> GIVEN REQUEST
In the entries below, count every line containing "label". Reply with the number alone.

> INPUT
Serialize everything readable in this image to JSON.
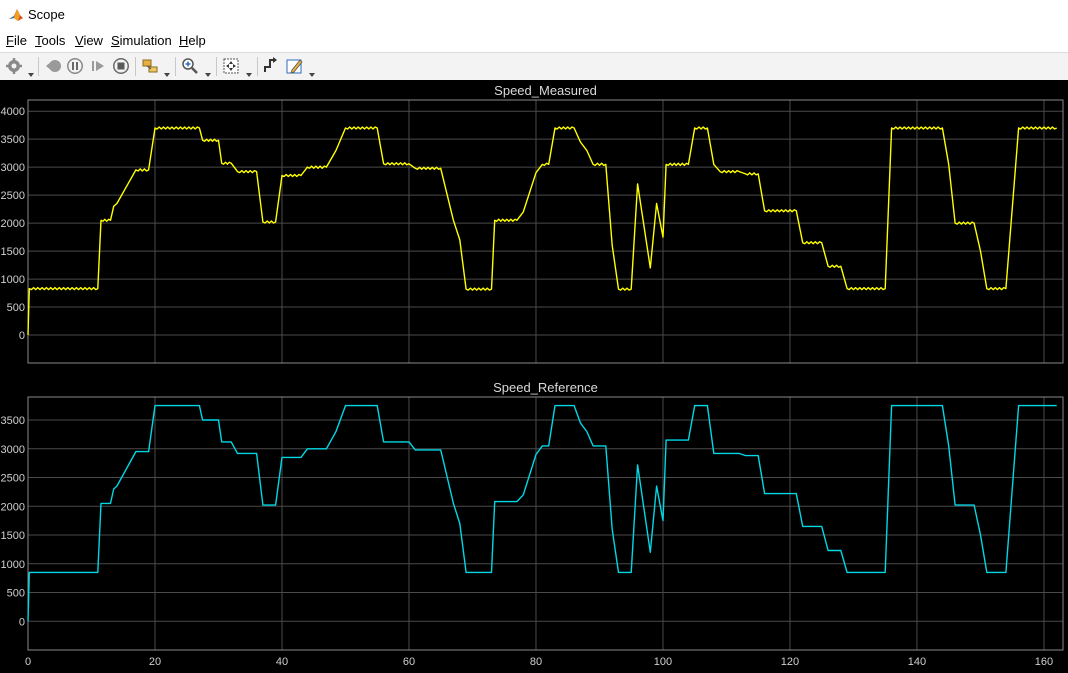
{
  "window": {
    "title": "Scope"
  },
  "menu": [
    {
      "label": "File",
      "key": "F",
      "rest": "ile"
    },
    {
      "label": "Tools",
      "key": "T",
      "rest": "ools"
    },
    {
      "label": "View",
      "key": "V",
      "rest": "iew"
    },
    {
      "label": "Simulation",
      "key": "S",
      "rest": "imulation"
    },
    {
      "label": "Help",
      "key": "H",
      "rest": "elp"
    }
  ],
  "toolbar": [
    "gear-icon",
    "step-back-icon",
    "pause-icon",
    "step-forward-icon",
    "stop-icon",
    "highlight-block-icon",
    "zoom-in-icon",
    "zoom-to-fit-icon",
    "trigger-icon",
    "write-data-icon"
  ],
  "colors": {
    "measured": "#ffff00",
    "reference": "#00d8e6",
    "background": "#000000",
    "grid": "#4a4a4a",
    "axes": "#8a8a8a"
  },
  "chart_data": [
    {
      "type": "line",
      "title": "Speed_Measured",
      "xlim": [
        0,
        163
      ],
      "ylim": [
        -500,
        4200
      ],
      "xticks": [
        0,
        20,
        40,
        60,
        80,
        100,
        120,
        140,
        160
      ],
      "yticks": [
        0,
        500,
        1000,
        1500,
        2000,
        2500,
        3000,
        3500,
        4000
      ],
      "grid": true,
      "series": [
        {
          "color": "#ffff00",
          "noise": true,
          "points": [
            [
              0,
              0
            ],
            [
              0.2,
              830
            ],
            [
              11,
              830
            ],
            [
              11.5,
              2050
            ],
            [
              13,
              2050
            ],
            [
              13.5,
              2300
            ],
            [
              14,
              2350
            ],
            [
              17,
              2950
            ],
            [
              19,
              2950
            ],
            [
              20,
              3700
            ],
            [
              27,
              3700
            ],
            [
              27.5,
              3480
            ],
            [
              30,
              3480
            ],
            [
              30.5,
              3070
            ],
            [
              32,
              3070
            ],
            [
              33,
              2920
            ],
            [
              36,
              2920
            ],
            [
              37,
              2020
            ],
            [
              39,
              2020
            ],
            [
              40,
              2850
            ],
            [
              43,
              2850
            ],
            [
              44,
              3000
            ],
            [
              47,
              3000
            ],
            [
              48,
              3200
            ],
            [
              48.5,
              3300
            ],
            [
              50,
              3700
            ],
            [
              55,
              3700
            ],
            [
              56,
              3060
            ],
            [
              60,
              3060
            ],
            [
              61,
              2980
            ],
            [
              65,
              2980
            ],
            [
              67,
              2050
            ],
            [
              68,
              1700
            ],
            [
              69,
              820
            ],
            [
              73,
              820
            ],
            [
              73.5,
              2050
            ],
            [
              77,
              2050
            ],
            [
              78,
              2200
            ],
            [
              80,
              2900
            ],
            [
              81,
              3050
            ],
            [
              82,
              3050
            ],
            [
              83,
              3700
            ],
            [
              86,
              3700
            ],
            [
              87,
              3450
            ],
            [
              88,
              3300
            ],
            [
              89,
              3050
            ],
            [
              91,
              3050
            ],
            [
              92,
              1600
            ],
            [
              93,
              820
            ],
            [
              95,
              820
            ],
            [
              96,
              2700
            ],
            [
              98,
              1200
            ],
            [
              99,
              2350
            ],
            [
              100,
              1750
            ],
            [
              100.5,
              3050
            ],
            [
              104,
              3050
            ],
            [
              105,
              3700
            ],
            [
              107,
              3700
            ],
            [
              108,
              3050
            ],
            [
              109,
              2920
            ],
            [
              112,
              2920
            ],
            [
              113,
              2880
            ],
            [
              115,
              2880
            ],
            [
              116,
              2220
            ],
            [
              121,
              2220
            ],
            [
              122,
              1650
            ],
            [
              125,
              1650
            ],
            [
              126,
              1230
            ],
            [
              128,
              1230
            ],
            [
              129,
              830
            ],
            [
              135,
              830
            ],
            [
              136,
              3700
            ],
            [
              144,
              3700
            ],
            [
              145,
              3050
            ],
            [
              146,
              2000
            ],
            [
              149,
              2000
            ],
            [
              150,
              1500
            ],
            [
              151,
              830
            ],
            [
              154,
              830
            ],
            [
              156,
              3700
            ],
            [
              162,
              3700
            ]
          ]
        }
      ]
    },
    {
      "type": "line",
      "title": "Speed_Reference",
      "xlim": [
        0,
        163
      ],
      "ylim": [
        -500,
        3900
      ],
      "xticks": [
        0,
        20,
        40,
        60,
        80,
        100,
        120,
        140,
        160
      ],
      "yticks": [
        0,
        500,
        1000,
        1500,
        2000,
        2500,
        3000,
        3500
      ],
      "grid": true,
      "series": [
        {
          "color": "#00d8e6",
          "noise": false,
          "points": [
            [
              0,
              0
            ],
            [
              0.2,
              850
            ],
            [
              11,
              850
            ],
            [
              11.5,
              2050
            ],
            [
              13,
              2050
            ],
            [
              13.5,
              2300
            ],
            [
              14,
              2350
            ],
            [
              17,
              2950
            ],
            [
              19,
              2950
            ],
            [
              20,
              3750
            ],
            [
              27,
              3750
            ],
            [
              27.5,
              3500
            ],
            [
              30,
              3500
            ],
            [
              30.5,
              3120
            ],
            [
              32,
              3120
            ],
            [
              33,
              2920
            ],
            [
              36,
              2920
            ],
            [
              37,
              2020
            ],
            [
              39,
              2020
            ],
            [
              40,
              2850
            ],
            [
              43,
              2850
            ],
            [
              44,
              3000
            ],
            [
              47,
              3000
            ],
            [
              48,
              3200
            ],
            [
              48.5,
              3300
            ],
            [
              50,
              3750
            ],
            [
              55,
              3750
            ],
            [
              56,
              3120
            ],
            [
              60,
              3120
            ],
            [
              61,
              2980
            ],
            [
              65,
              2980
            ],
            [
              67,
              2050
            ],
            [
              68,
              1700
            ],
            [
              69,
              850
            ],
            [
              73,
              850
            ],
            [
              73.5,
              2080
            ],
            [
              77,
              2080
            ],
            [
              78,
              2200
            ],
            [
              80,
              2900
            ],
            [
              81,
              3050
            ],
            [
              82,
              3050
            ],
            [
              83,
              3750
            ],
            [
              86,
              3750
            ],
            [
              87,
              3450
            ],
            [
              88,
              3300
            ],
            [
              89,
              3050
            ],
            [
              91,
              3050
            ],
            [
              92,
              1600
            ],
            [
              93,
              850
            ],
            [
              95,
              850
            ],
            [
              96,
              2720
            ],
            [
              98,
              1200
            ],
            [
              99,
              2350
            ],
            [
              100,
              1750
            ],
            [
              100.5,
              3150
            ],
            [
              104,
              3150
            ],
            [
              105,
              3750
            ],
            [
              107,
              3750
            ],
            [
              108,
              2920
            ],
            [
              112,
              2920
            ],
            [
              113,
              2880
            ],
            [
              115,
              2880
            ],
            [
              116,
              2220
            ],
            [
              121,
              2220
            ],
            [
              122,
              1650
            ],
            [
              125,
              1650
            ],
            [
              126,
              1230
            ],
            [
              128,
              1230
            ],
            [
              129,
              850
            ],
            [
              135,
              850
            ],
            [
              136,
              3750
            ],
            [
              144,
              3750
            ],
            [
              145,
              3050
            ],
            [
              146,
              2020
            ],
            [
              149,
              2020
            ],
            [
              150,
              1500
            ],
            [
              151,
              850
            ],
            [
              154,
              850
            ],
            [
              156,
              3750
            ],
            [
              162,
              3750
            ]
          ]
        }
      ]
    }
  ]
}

> SOLUTION TO THE EXERCISE
5